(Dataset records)
▼

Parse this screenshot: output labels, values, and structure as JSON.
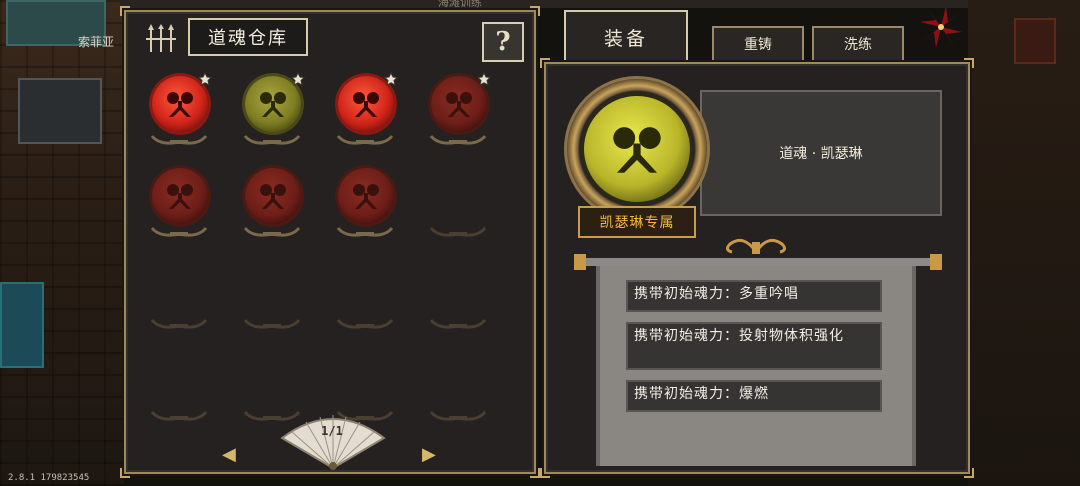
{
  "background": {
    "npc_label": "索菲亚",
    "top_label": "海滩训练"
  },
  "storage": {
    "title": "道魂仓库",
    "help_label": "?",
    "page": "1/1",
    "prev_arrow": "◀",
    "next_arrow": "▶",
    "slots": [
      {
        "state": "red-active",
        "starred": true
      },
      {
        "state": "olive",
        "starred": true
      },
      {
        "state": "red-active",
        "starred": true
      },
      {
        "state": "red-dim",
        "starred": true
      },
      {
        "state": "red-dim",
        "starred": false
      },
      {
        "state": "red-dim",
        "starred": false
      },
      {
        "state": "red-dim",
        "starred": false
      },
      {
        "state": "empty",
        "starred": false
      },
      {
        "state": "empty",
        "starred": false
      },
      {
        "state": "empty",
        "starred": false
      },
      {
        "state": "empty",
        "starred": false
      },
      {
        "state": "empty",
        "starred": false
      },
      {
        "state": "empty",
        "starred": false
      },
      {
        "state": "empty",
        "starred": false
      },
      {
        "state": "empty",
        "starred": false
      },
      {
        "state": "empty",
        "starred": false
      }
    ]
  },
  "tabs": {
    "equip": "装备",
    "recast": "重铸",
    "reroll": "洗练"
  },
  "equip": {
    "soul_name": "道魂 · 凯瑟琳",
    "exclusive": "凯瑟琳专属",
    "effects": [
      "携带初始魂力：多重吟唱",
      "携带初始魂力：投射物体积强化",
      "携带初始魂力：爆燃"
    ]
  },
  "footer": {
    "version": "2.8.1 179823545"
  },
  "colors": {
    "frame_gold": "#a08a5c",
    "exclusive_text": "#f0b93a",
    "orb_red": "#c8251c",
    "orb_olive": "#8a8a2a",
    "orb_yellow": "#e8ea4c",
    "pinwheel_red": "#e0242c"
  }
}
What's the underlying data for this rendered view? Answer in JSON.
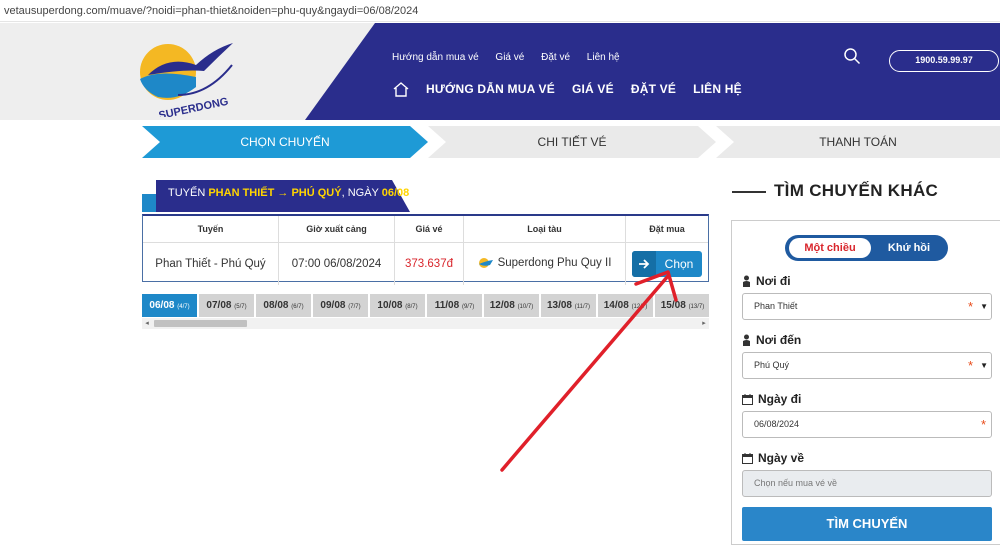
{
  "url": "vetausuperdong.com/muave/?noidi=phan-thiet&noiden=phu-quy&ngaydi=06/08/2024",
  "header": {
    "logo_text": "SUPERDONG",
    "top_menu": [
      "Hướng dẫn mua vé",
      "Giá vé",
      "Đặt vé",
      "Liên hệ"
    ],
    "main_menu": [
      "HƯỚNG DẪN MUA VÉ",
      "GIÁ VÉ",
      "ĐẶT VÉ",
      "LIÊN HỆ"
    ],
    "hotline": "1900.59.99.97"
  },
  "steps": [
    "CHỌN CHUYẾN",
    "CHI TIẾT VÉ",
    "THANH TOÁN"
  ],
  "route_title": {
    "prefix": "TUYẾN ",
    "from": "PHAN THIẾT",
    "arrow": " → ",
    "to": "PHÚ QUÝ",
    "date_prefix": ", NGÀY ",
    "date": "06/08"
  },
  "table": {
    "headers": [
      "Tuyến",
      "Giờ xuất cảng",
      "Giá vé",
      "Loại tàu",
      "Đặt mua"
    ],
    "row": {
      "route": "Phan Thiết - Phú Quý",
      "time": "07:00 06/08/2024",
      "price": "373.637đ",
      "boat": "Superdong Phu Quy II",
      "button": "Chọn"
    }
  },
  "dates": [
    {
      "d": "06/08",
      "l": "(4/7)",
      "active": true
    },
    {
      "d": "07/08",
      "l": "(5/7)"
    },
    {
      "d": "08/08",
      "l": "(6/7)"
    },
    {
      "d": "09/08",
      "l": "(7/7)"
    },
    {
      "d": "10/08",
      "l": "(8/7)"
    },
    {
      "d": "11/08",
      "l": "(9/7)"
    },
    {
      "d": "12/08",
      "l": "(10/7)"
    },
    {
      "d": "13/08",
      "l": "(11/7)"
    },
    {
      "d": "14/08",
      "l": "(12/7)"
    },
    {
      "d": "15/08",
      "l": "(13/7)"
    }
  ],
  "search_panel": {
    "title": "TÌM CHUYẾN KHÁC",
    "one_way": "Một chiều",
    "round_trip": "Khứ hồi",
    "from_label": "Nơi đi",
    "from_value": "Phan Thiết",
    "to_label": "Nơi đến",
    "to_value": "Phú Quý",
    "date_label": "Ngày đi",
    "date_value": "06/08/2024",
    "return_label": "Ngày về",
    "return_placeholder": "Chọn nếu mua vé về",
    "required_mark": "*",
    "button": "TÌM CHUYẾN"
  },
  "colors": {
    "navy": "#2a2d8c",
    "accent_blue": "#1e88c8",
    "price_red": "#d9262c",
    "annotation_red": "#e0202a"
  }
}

▲
▼

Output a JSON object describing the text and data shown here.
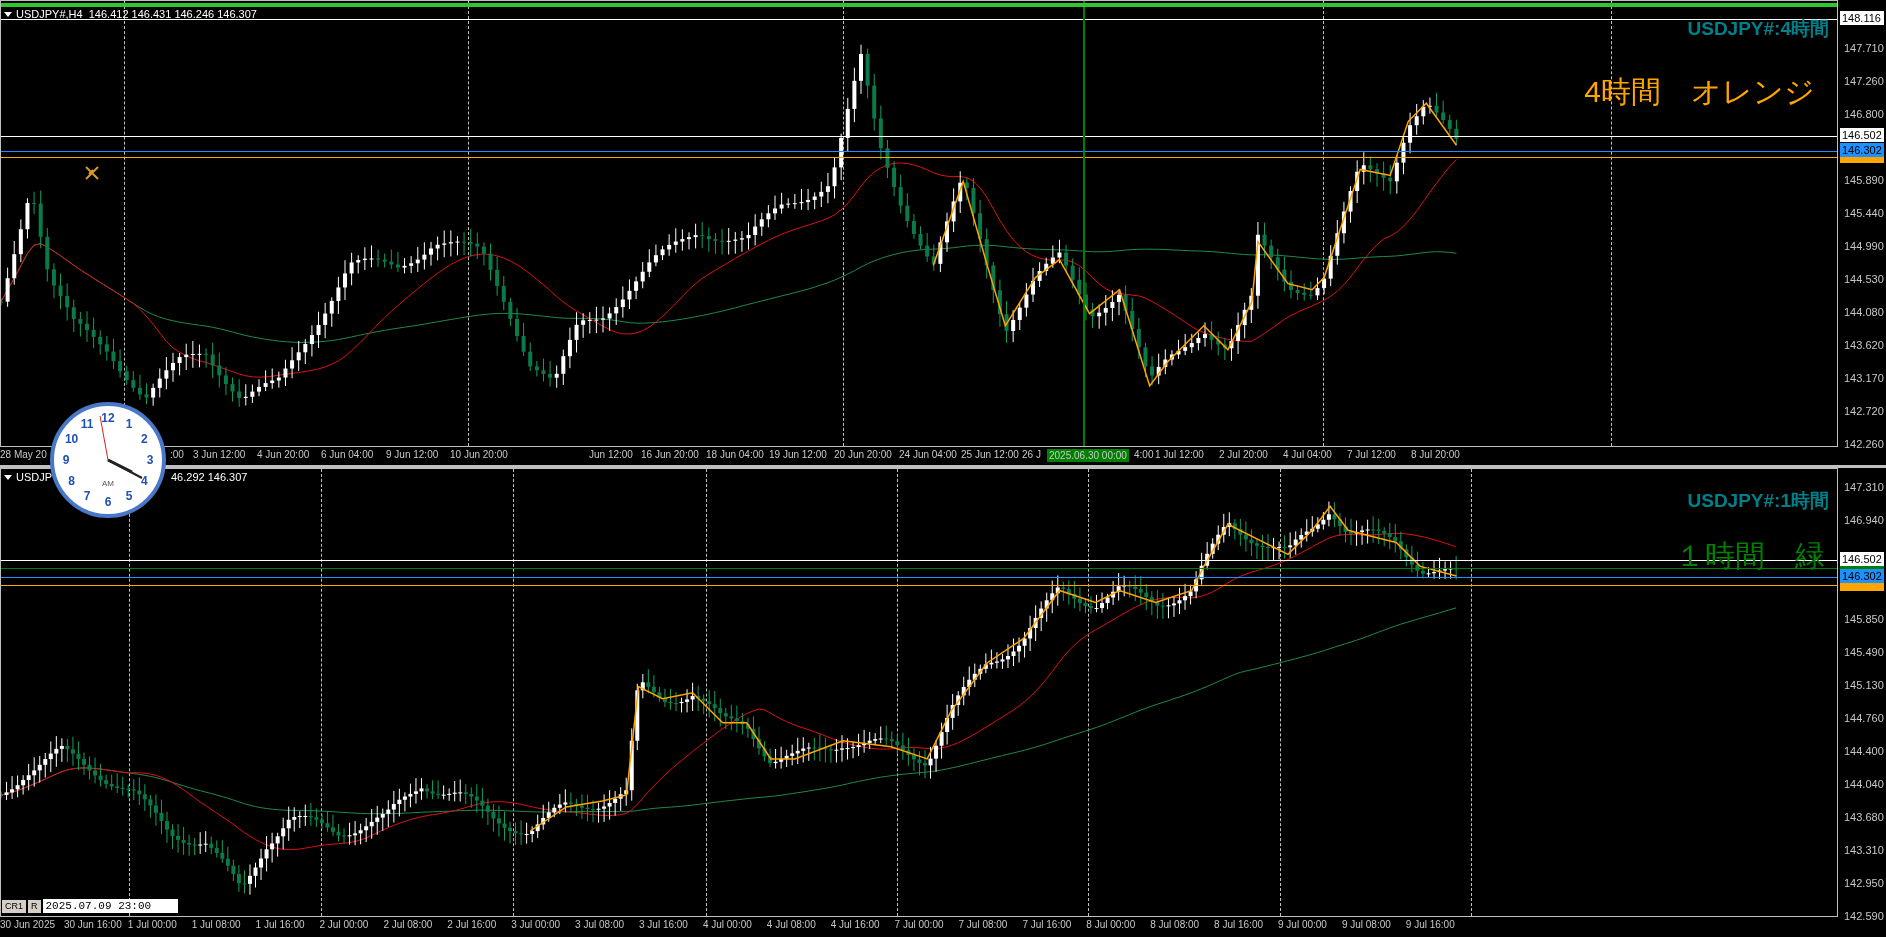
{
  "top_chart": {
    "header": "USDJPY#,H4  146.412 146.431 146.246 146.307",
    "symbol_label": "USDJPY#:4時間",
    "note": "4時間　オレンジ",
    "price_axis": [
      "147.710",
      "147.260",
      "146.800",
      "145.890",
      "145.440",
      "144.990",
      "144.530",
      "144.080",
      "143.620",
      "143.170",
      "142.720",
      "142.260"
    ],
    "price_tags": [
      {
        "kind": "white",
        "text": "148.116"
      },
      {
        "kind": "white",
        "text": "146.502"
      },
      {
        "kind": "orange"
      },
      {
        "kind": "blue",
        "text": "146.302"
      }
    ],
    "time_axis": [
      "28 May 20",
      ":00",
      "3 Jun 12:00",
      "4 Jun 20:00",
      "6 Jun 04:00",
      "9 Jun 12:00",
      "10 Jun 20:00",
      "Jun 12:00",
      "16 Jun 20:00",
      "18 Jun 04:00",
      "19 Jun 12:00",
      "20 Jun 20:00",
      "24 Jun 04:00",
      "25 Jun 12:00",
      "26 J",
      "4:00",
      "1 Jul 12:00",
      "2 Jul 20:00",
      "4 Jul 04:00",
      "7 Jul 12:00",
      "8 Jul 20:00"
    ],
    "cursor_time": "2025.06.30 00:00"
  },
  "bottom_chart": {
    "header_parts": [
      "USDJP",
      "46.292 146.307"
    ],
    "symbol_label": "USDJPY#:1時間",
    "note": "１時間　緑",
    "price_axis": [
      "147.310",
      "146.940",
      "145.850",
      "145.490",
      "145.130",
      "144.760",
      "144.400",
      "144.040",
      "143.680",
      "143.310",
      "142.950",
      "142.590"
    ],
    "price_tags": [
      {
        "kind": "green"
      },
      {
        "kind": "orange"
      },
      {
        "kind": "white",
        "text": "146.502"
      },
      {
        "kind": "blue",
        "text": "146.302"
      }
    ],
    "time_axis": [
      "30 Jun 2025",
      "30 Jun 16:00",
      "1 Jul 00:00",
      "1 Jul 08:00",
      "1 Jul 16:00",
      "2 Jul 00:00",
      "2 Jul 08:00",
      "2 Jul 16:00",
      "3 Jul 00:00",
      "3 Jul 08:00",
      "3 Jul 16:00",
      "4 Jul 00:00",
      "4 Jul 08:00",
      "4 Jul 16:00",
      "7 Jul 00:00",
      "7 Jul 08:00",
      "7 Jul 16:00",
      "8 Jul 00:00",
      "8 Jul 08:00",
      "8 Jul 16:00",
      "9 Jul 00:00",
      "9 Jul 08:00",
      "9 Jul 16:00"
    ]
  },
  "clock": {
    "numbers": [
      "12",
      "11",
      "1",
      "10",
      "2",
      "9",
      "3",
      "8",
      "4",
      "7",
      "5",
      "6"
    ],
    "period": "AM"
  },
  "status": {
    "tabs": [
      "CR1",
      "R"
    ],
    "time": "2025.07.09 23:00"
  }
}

▲
▼

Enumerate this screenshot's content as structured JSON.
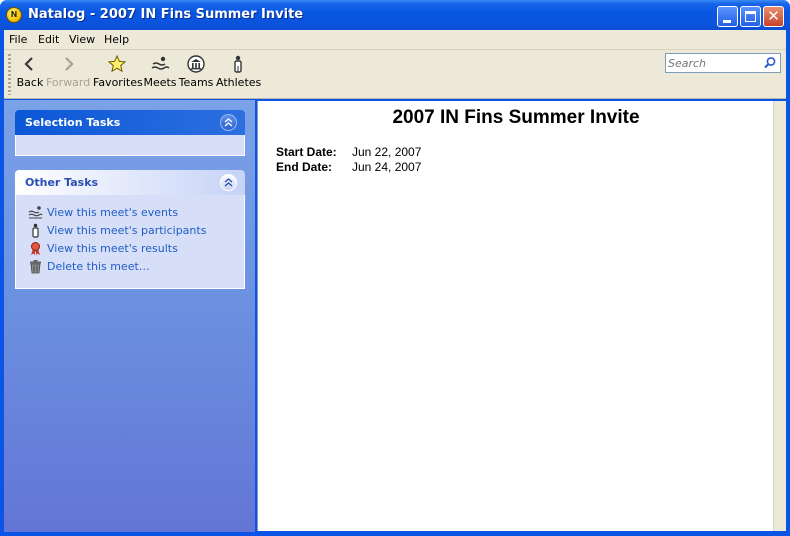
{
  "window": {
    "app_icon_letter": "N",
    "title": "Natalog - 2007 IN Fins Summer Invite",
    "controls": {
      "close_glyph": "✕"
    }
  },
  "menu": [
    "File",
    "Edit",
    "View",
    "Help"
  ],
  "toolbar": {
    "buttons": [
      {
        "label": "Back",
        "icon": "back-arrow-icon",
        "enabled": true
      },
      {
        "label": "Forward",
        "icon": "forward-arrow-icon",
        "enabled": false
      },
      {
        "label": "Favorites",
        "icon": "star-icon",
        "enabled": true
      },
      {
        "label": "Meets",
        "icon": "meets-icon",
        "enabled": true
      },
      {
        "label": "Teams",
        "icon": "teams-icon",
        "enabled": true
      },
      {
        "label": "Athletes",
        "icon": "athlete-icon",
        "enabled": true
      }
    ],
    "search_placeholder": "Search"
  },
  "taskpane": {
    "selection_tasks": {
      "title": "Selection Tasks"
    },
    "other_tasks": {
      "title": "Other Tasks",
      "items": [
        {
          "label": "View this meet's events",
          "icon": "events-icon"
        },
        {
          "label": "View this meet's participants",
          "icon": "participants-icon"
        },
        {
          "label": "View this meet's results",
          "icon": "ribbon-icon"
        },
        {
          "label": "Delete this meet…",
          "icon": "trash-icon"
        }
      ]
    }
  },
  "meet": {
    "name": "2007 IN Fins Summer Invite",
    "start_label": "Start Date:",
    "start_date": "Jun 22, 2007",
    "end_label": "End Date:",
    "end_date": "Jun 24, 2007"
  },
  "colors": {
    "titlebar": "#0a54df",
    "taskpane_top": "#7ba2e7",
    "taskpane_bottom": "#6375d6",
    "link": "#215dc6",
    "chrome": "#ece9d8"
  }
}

▲

> **GOAL**
In the records above, find each line with the word "USDJPY" and copy it.

> **SOLUTION BELOW**
    "header": "USDJPY#,H4  146.412 146.431 146.246 146.307",
    "symbol_label": "USDJPY#:4時間",
    "symbol_label": "USDJPY#:1時間",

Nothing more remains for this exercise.